▶ _Written request_
Begin at the line that contains "What data populates" and repeat every line from there to the end of the records below, inclusive, without adding any other line.
— BEGIN —
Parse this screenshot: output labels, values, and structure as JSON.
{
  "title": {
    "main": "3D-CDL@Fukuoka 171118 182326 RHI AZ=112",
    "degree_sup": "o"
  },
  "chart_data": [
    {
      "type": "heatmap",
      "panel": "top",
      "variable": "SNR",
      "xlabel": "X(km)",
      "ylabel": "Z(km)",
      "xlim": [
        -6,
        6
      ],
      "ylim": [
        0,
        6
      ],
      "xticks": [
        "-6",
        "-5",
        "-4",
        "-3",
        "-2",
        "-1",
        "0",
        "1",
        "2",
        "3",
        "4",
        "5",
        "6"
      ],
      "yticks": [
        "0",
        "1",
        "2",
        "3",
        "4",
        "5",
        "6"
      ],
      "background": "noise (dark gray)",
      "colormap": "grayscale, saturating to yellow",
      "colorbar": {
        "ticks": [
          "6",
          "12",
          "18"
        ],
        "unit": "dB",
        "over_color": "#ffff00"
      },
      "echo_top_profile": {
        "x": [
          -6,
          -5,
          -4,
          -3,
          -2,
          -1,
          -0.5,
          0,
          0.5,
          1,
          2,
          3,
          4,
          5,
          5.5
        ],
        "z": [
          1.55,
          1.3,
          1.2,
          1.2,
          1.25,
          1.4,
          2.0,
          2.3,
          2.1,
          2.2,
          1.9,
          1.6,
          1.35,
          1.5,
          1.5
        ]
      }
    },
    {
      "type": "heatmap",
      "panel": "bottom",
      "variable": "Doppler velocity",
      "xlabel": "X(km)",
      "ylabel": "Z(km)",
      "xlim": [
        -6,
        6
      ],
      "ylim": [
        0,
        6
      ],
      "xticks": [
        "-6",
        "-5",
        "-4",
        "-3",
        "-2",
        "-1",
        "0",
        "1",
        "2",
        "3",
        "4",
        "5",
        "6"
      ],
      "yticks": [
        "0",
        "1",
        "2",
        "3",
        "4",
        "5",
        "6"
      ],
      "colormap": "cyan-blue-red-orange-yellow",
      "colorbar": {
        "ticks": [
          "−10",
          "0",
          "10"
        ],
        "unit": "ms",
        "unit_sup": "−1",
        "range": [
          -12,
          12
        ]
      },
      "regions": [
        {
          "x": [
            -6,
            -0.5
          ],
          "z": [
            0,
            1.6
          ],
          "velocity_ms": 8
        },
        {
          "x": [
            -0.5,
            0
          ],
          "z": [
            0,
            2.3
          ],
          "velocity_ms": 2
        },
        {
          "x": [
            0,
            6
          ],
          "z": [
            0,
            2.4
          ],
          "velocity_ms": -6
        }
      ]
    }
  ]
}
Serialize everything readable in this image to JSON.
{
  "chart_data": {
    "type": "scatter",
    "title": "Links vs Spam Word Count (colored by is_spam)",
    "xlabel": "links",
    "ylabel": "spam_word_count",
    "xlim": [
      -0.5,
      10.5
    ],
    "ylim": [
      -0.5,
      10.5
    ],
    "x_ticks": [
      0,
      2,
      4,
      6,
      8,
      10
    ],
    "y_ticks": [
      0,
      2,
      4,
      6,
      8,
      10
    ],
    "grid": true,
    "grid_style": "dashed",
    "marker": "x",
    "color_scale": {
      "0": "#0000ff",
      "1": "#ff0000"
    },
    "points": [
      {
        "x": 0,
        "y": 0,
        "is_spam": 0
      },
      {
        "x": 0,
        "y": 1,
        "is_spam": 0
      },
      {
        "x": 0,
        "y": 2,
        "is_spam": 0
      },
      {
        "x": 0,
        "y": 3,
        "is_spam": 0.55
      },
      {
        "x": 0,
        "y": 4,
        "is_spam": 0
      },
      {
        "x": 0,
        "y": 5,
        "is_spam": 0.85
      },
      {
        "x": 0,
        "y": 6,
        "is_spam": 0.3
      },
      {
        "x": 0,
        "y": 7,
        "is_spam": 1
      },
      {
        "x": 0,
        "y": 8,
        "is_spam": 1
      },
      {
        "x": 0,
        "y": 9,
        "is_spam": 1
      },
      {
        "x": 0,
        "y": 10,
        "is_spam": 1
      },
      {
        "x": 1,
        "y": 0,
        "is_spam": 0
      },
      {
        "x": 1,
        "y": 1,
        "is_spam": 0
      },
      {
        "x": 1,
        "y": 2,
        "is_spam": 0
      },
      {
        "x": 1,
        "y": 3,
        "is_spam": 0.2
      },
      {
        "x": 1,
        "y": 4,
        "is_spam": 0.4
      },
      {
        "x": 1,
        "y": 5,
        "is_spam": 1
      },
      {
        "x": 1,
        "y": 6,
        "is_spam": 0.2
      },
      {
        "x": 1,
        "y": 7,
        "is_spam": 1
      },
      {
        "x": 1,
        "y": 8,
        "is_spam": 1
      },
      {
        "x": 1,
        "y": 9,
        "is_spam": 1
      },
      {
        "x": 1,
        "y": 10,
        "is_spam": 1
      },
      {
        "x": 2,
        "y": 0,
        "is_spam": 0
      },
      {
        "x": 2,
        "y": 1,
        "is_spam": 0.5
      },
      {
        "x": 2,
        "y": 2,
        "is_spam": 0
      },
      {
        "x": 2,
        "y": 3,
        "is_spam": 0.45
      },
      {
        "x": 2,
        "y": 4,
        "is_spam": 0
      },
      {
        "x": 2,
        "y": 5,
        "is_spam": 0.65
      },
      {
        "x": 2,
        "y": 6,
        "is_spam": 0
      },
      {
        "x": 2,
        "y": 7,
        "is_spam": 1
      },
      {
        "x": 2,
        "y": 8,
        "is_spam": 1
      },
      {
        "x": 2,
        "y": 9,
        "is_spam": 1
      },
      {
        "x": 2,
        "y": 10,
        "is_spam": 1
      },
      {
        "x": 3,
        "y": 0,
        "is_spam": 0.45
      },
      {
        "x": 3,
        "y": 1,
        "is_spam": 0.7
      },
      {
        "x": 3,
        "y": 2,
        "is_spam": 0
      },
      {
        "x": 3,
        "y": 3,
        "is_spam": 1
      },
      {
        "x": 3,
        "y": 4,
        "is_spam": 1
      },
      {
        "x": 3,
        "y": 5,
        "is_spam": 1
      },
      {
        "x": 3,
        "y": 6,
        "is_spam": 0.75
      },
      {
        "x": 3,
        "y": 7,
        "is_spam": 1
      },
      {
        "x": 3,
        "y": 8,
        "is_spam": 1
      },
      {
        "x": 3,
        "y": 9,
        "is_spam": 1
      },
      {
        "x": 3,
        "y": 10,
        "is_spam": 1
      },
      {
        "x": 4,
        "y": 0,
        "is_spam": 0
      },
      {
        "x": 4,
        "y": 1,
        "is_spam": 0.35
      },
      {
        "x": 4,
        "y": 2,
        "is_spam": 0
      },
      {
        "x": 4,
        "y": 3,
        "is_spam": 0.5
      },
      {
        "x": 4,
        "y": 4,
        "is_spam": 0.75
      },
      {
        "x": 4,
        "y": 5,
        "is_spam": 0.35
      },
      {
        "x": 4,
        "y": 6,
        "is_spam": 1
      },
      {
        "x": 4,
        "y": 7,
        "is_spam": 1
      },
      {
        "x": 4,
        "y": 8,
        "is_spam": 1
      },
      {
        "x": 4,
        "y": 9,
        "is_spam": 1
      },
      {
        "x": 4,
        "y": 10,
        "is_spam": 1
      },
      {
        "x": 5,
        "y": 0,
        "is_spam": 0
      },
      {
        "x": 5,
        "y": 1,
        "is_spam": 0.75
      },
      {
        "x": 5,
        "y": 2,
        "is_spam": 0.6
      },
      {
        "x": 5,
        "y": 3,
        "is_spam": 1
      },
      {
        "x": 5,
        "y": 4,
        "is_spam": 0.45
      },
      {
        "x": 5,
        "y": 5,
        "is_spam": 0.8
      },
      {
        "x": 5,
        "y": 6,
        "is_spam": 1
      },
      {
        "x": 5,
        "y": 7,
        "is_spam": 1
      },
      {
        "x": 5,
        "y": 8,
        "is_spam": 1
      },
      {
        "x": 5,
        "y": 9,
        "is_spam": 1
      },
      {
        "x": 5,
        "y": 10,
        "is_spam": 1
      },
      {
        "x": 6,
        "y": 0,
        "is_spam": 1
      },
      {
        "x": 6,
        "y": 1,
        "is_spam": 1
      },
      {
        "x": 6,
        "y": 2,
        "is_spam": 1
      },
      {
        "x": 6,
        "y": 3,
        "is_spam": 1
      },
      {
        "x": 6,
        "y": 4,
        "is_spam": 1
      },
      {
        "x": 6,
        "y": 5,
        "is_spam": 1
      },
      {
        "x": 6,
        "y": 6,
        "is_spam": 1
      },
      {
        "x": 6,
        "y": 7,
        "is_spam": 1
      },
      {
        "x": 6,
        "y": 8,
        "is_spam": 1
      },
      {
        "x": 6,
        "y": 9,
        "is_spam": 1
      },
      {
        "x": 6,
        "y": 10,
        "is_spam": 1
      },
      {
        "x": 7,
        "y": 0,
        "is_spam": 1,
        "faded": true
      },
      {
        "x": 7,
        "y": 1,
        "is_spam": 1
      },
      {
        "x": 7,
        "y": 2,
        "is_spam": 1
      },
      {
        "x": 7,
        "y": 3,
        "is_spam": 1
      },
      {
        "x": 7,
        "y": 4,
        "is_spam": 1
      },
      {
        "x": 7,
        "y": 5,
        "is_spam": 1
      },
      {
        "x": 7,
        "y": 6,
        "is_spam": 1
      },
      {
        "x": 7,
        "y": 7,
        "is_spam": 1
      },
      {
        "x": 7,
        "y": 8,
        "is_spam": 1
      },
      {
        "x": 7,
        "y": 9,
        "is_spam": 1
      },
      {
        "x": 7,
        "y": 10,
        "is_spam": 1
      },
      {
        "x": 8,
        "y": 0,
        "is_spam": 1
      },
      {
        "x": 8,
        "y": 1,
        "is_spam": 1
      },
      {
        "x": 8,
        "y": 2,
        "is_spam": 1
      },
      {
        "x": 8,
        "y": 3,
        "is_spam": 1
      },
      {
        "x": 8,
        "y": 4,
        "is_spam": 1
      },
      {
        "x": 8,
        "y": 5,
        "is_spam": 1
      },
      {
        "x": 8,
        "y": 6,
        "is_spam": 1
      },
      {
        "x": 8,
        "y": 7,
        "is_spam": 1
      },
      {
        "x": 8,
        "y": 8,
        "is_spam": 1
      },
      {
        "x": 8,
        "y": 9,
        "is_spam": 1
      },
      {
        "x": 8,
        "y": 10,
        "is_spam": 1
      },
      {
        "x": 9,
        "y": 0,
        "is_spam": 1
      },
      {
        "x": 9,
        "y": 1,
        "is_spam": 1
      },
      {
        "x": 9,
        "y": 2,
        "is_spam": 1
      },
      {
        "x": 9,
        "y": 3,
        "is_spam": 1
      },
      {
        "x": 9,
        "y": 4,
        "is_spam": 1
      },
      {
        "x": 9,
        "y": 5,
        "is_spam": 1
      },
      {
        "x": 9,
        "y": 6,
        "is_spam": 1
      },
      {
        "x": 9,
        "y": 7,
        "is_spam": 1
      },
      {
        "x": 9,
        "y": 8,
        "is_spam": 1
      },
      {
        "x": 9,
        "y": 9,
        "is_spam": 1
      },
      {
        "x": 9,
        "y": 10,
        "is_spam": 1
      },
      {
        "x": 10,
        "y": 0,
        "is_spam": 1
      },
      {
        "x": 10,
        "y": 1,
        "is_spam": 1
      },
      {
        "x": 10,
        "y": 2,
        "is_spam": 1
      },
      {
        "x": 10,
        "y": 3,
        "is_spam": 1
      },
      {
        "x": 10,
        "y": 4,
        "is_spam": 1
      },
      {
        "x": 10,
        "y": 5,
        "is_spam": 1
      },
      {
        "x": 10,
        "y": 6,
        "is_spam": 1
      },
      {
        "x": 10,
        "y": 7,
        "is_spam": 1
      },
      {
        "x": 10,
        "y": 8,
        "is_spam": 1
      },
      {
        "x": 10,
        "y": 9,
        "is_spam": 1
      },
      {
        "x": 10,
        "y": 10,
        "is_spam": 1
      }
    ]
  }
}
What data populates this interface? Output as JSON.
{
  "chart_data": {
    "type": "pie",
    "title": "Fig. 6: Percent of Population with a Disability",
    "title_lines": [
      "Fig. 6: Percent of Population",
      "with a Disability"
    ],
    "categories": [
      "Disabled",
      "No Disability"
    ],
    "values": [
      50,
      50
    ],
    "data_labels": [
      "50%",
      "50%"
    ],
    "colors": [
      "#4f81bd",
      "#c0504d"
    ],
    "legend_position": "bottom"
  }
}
— END —
▶ _Answer to this exercise_
What data populates this interface? Output as JSON.
{
  "chart_data": {
    "type": "pie",
    "title": "Fig. 6: Percent of Population with a Disability",
    "title_lines": [
      "Fig. 6: Percent of Population",
      "with a Disability"
    ],
    "categories": [
      "Disabled",
      "No Disability"
    ],
    "values": [
      50,
      50
    ],
    "data_labels": [
      "50%",
      "50%"
    ],
    "colors": [
      "#4f81bd",
      "#c0504d"
    ],
    "legend_position": "bottom"
  }
}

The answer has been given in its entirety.